-- START OF Records supplied --

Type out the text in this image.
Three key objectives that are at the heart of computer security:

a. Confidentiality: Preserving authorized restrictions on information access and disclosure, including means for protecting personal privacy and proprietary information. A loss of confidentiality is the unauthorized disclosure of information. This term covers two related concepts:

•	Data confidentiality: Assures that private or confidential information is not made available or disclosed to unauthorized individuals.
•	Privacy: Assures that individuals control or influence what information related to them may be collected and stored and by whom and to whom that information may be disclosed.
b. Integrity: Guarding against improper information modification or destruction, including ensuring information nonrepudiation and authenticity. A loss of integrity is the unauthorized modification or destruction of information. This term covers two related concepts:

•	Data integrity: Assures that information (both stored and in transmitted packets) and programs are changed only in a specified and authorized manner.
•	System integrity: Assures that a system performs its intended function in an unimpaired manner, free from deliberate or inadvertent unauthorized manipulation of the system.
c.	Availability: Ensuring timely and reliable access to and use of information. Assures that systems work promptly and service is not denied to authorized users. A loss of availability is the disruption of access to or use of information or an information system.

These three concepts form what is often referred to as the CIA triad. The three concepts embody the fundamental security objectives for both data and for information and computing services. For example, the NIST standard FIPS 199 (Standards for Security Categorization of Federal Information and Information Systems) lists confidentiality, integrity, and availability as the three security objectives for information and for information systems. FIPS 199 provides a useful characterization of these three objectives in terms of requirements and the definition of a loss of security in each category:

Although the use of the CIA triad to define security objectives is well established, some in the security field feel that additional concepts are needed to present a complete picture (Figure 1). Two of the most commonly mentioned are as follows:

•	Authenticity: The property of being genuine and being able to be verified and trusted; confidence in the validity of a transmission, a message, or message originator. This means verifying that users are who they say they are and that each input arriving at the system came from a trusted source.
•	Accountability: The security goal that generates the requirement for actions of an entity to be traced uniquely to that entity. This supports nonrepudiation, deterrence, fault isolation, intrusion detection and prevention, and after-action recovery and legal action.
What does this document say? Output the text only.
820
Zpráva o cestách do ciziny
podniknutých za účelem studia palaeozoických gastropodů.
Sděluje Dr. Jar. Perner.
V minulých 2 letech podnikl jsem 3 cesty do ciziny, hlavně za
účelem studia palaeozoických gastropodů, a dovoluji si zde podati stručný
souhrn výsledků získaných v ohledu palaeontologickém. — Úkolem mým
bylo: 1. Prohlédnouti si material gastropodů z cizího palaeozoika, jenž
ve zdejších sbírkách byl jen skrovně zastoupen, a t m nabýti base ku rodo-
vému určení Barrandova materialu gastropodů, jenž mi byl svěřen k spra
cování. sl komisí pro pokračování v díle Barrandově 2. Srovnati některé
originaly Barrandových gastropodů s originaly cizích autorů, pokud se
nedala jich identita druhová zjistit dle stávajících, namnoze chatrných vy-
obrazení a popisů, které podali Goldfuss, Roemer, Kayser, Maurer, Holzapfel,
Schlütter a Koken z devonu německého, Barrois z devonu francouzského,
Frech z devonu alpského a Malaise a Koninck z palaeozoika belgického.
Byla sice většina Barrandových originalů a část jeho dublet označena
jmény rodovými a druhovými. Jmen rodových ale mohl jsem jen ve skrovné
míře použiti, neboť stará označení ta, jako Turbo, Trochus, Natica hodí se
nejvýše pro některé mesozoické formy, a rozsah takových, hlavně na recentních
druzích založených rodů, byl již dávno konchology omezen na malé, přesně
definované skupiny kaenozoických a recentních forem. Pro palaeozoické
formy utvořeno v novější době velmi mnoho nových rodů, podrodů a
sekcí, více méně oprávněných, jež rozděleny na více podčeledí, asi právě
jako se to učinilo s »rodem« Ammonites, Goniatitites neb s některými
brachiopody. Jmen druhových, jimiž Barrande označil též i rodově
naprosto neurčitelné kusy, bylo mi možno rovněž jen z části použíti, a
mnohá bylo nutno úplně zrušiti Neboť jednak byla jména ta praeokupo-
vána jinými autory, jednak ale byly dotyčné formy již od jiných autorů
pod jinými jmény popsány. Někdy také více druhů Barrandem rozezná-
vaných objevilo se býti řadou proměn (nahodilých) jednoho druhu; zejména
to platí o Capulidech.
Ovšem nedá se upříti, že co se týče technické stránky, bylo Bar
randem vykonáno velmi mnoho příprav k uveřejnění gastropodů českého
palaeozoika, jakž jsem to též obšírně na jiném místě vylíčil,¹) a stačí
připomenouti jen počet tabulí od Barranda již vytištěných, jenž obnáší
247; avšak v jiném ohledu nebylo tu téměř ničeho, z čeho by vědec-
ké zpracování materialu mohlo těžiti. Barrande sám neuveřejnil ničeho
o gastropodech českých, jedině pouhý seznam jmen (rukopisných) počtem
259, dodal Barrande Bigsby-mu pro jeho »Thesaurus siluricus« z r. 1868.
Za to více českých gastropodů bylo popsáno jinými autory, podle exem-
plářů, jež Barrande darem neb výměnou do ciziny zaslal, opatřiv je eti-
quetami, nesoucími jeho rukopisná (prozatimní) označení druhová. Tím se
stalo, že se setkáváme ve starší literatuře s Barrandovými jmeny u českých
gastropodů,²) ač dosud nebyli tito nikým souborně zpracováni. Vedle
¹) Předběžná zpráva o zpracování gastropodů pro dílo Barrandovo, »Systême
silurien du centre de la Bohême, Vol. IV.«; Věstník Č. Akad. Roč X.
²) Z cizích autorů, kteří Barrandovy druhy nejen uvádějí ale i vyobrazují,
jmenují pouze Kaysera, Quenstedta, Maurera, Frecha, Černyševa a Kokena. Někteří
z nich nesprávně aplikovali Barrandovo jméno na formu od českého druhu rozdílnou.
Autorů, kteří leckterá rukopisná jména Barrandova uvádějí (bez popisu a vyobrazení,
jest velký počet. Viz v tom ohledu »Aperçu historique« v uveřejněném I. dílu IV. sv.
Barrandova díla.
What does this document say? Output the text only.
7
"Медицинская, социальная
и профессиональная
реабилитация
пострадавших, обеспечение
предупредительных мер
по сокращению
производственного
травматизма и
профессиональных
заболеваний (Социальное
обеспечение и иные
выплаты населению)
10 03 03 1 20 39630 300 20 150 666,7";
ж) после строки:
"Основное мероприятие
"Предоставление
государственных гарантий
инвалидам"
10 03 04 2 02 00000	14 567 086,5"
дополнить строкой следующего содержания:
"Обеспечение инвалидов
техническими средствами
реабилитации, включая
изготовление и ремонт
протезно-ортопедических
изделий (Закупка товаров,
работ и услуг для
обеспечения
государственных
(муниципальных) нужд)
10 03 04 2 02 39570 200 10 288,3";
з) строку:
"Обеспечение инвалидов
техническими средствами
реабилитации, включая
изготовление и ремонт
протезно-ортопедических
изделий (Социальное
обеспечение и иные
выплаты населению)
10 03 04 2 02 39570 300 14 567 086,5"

-- END OF Records supplied --

**Task brief**
Go back to the listing above and please repeat it exactly.

**Output for this task**
Type out the text in this image.
Three key objectives that are at the heart of computer security:

a. Confidentiality: Preserving authorized restrictions on information access and disclosure, including means for protecting personal privacy and proprietary information. A loss of confidentiality is the unauthorized disclosure of information. This term covers two related concepts:

•	Data confidentiality: Assures that private or confidential information is not made available or disclosed to unauthorized individuals.
•	Privacy: Assures that individuals control or influence what information related to them may be collected and stored and by whom and to whom that information may be disclosed.
b. Integrity: Guarding against improper information modification or destruction, including ensuring information nonrepudiation and authenticity. A loss of integrity is the unauthorized modification or destruction of information. This term covers two related concepts:

•	Data integrity: Assures that information (both stored and in transmitted packets) and programs are changed only in a specified and authorized manner.
•	System integrity: Assures that a system performs its intended function in an unimpaired manner, free from deliberate or inadvertent unauthorized manipulation of the system.
c.	Availability: Ensuring timely and reliable access to and use of information. Assures that systems work promptly and service is not denied to authorized users. A loss of availability is the disruption of access to or use of information or an information system.

These three concepts form what is often referred to as the CIA triad. The three concepts embody the fundamental security objectives for both data and for information and computing services. For example, the NIST standard FIPS 199 (Standards for Security Categorization of Federal Information and Information Systems) lists confidentiality, integrity, and availability as the three security objectives for information and for information systems. FIPS 199 provides a useful characterization of these three objectives in terms of requirements and the definition of a loss of security in each category:

Although the use of the CIA triad to define security objectives is well established, some in the security field feel that additional concepts are needed to present a complete picture (Figure 1). Two of the most commonly mentioned are as follows:

•	Authenticity: The property of being genuine and being able to be verified and trusted; confidence in the validity of a transmission, a message, or message originator. This means verifying that users are who they say they are and that each input arriving at the system came from a trusted source.
•	Accountability: The security goal that generates the requirement for actions of an entity to be traced uniquely to that entity. This supports nonrepudiation, deterrence, fault isolation, intrusion detection and prevention, and after-action recovery and legal action.
What does this document say? Output the text only.
820
Zpráva o cestách do ciziny
podniknutých za účelem studia palaeozoických gastropodů.
Sděluje Dr. Jar. Perner.
V minulých 2 letech podnikl jsem 3 cesty do ciziny, hlavně za
účelem studia palaeozoických gastropodů, a dovoluji si zde podati stručný
souhrn výsledků získaných v ohledu palaeontologickém. — Úkolem mým
bylo: 1. Prohlédnouti si material gastropodů z cizího palaeozoika, jenž
ve zdejších sbírkách byl jen skrovně zastoupen, a t m nabýti base ku rodo-
vému určení Barrandova materialu gastropodů, jenž mi byl svěřen k spra
cování. sl komisí pro pokračování v díle Barrandově 2. Srovnati některé
originaly Barrandových gastropodů s originaly cizích autorů, pokud se
nedala jich identita druhová zjistit dle stávajících, namnoze chatrných vy-
obrazení a popisů, které podali Goldfuss, Roemer, Kayser, Maurer, Holzapfel,
Schlütter a Koken z devonu německého, Barrois z devonu francouzského,
Frech z devonu alpského a Malaise a Koninck z palaeozoika belgického.
Byla sice většina Barrandových originalů a část jeho dublet označena
jmény rodovými a druhovými. Jmen rodových ale mohl jsem jen ve skrovné
míře použiti, neboť stará označení ta, jako Turbo, Trochus, Natica hodí se
nejvýše pro některé mesozoické formy, a rozsah takových, hlavně na recentních
druzích založených rodů, byl již dávno konchology omezen na malé, přesně
definované skupiny kaenozoických a recentních forem. Pro palaeozoické
formy utvořeno v novější době velmi mnoho nových rodů, podrodů a
sekcí, více méně oprávněných, jež rozděleny na více podčeledí, asi právě
jako se to učinilo s »rodem« Ammonites, Goniatitites neb s některými
brachiopody. Jmen druhových, jimiž Barrande označil též i rodově
naprosto neurčitelné kusy, bylo mi možno rovněž jen z části použíti, a
mnohá bylo nutno úplně zrušiti Neboť jednak byla jména ta praeokupo-
vána jinými autory, jednak ale byly dotyčné formy již od jiných autorů
pod jinými jmény popsány. Někdy také více druhů Barrandem rozezná-
vaných objevilo se býti řadou proměn (nahodilých) jednoho druhu; zejména
to platí o Capulidech.
Ovšem nedá se upříti, že co se týče technické stránky, bylo Bar
randem vykonáno velmi mnoho příprav k uveřejnění gastropodů českého
palaeozoika, jakž jsem to též obšírně na jiném místě vylíčil,¹) a stačí
připomenouti jen počet tabulí od Barranda již vytištěných, jenž obnáší
247; avšak v jiném ohledu nebylo tu téměř ničeho, z čeho by vědec-
ké zpracování materialu mohlo těžiti. Barrande sám neuveřejnil ničeho
o gastropodech českých, jedině pouhý seznam jmen (rukopisných) počtem
259, dodal Barrande Bigsby-mu pro jeho »Thesaurus siluricus« z r. 1868.
Za to více českých gastropodů bylo popsáno jinými autory, podle exem-
plářů, jež Barrande darem neb výměnou do ciziny zaslal, opatřiv je eti-
quetami, nesoucími jeho rukopisná (prozatimní) označení druhová. Tím se
stalo, že se setkáváme ve starší literatuře s Barrandovými jmeny u českých
gastropodů,²) ač dosud nebyli tito nikým souborně zpracováni. Vedle
¹) Předběžná zpráva o zpracování gastropodů pro dílo Barrandovo, »Systême
silurien du centre de la Bohême, Vol. IV.«; Věstník Č. Akad. Roč X.
²) Z cizích autorů, kteří Barrandovy druhy nejen uvádějí ale i vyobrazují,
jmenují pouze Kaysera, Quenstedta, Maurera, Frecha, Černyševa a Kokena. Někteří
z nich nesprávně aplikovali Barrandovo jméno na formu od českého druhu rozdílnou.
Autorů, kteří leckterá rukopisná jména Barrandova uvádějí (bez popisu a vyobrazení,
jest velký počet. Viz v tom ohledu »Aperçu historique« v uveřejněném I. dílu IV. sv.
Barrandova díla.
What does this document say? Output the text only.
7
"Медицинская, социальная
и профессиональная
реабилитация
пострадавших, обеспечение
предупредительных мер
по сокращению
производственного
травматизма и
профессиональных
заболеваний (Социальное
обеспечение и иные
выплаты населению)
10 03 03 1 20 39630 300 20 150 666,7";
ж) после строки:
"Основное мероприятие
"Предоставление
государственных гарантий
инвалидам"
10 03 04 2 02 00000	14 567 086,5"
дополнить строкой следующего содержания:
"Обеспечение инвалидов
техническими средствами
реабилитации, включая
изготовление и ремонт
протезно-ортопедических
изделий (Закупка товаров,
работ и услуг для
обеспечения
государственных
(муниципальных) нужд)
10 03 04 2 02 39570 200 10 288,3";
з) строку:
"Обеспечение инвалидов
техническими средствами
реабилитации, включая
изготовление и ремонт
протезно-ортопедических
изделий (Социальное
обеспечение и иные
выплаты населению)
10 03 04 2 02 39570 300 14 567 086,5"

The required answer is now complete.